Directive:
Rewrite the lines of each row below as a JSON list of strings, one string per line, leaving out any blank lines.

─── Provided entries

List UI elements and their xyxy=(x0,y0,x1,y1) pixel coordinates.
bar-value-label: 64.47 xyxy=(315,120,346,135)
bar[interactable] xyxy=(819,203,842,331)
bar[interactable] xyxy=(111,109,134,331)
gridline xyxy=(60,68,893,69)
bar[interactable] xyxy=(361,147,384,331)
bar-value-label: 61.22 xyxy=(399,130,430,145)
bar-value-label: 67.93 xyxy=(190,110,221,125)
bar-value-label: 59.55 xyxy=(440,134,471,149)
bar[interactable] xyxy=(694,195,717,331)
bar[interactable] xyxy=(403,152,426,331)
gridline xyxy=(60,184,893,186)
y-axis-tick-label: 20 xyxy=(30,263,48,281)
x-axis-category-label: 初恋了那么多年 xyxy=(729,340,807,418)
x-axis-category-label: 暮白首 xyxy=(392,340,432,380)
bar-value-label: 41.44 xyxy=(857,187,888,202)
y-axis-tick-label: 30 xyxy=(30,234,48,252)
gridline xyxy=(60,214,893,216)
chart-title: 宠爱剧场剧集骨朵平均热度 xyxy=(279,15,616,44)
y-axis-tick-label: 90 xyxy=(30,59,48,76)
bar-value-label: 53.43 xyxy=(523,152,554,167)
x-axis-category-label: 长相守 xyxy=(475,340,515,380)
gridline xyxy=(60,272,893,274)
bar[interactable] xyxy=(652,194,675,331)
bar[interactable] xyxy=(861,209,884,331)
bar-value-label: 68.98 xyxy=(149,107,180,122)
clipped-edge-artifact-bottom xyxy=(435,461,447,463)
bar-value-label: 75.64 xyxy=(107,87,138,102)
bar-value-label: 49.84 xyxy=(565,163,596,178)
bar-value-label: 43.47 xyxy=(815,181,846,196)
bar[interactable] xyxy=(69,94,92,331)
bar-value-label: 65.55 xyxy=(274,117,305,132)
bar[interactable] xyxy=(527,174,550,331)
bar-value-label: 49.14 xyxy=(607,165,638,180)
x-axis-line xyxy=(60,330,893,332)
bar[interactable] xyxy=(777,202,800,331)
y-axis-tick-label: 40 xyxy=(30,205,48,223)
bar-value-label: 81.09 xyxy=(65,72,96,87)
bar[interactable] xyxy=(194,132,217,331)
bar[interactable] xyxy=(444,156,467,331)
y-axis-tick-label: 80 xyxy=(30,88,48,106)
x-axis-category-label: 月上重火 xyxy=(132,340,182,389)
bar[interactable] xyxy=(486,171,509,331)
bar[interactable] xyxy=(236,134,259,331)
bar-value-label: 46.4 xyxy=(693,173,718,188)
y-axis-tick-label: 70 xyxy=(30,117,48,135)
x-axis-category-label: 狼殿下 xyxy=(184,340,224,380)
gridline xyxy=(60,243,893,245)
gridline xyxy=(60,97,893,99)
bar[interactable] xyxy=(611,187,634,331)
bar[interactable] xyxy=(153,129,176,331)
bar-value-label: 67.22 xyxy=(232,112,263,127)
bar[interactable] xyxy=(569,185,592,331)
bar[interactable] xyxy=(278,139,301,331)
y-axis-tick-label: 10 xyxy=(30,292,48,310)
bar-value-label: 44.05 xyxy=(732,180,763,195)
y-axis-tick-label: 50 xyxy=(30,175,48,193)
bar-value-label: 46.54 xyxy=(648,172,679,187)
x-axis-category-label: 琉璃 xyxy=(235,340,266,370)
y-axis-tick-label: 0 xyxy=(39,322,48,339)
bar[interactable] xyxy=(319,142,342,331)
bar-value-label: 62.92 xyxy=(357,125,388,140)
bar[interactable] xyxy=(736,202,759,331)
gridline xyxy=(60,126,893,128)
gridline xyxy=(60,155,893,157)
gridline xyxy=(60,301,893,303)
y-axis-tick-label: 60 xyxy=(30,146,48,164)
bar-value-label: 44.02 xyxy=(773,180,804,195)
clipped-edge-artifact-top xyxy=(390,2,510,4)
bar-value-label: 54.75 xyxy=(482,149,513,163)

──────

Response to this task:
[
  "List UI elements and their xyxy=(x0,y0,x1,y1) pixel coordinates.",
  "bar-value-label: 64.47 xyxy=(315,120,346,135)",
  "bar[interactable] xyxy=(819,203,842,331)",
  "bar[interactable] xyxy=(111,109,134,331)",
  "gridline xyxy=(60,68,893,69)",
  "bar[interactable] xyxy=(361,147,384,331)",
  "bar-value-label: 61.22 xyxy=(399,130,430,145)",
  "bar-value-label: 67.93 xyxy=(190,110,221,125)",
  "bar-value-label: 59.55 xyxy=(440,134,471,149)",
  "bar[interactable] xyxy=(694,195,717,331)",
  "bar[interactable] xyxy=(403,152,426,331)",
  "gridline xyxy=(60,184,893,186)",
  "y-axis-tick-label: 20 xyxy=(30,263,48,281)",
  "x-axis-category-label: 初恋了那么多年 xyxy=(729,340,807,418)",
  "x-axis-category-label: 暮白首 xyxy=(392,340,432,380)",
  "bar-value-label: 41.44 xyxy=(857,187,888,202)",
  "y-axis-tick-label: 30 xyxy=(30,234,48,252)",
  "gridline xyxy=(60,214,893,216)",
  "chart-title: 宠爱剧场剧集骨朵平均热度 xyxy=(279,15,616,44)",
  "y-axis-tick-label: 90 xyxy=(30,59,48,76)",
  "bar-value-label: 53.43 xyxy=(523,152,554,167)",
  "x-axis-category-label: 长相守 xyxy=(475,340,515,380)",
  "gridline xyxy=(60,272,893,274)",
  "bar[interactable] xyxy=(652,194,675,331)",
  "bar[interactable] xyxy=(861,209,884,331)",
  "bar-value-label: 68.98 xyxy=(149,107,180,122)",
  "clipped-edge-artifact-bottom xyxy=(435,461,447,463)",
  "bar-value-label: 75.64 xyxy=(107,87,138,102)",
  "bar-value-label: 49.84 xyxy=(565,163,596,178)",
  "bar-value-label: 43.47 xyxy=(815,181,846,196)",
  "bar[interactable] xyxy=(69,94,92,331)",
  "bar-value-label: 65.55 xyxy=(274,117,305,132)",
  "bar[interactable] xyxy=(527,174,550,331)",
  "bar-value-label: 49.14 xyxy=(607,165,638,180)",
  "x-axis-line xyxy=(60,330,893,332)",
  "bar[interactable] xyxy=(777,202,800,331)",
  "y-axis-tick-label: 40 xyxy=(30,205,48,223)",
  "bar-value-label: 81.09 xyxy=(65,72,96,87)",
  "bar[interactable] xyxy=(194,132,217,331)",
  "bar[interactable] xyxy=(444,156,467,331)",
  "y-axis-tick-label: 80 xyxy=(30,88,48,106)",
  "x-axis-category-label: 月上重火 xyxy=(132,340,182,389)",
  "bar[interactable] xyxy=(486,171,509,331)",
  "bar[interactable] xyxy=(236,134,259,331)",
  "bar-value-label: 46.4 xyxy=(693,173,718,188)",
  "y-axis-tick-label: 70 xyxy=(30,117,48,135)",
  "x-axis-category-label: 狼殿下 xyxy=(184,340,224,380)",
  "gridline xyxy=(60,243,893,245)",
  "gridline xyxy=(60,97,893,99)",
  "bar[interactable] xyxy=(611,187,634,331)",
  "bar[interactable] xyxy=(153,129,176,331)",
  "bar-value-label: 67.22 xyxy=(232,112,263,127)",
  "bar[interactable] xyxy=(569,185,592,331)",
  "bar[interactable] xyxy=(278,139,301,331)",
  "y-axis-tick-label: 10 xyxy=(30,292,48,310)",
  "bar-value-label: 44.05 xyxy=(732,180,763,195)",
  "y-axis-tick-label: 50 xyxy=(30,175,48,193)",
  "bar-value-label: 46.54 xyxy=(648,172,679,187)",
  "x-axis-category-label: 琉璃 xyxy=(235,340,266,370)",
  "y-axis-tick-label: 0 xyxy=(39,322,48,339)",
  "bar[interactable] xyxy=(319,142,342,331)",
  "bar-value-label: 62.92 xyxy=(357,125,388,140)",
  "bar[interactable] xyxy=(736,202,759,331)",
  "gridline xyxy=(60,126,893,128)",
  "gridline xyxy=(60,155,893,157)",
  "gridline xyxy=(60,301,893,303)",
  "y-axis-tick-label: 60 xyxy=(30,146,48,164)",
  "bar-value-label: 44.02 xyxy=(773,180,804,195)",
  "clipped-edge-artifact-top xyxy=(390,2,510,4)",
  "bar-value-label: 54.75 xyxy=(482,149,513,163)"
]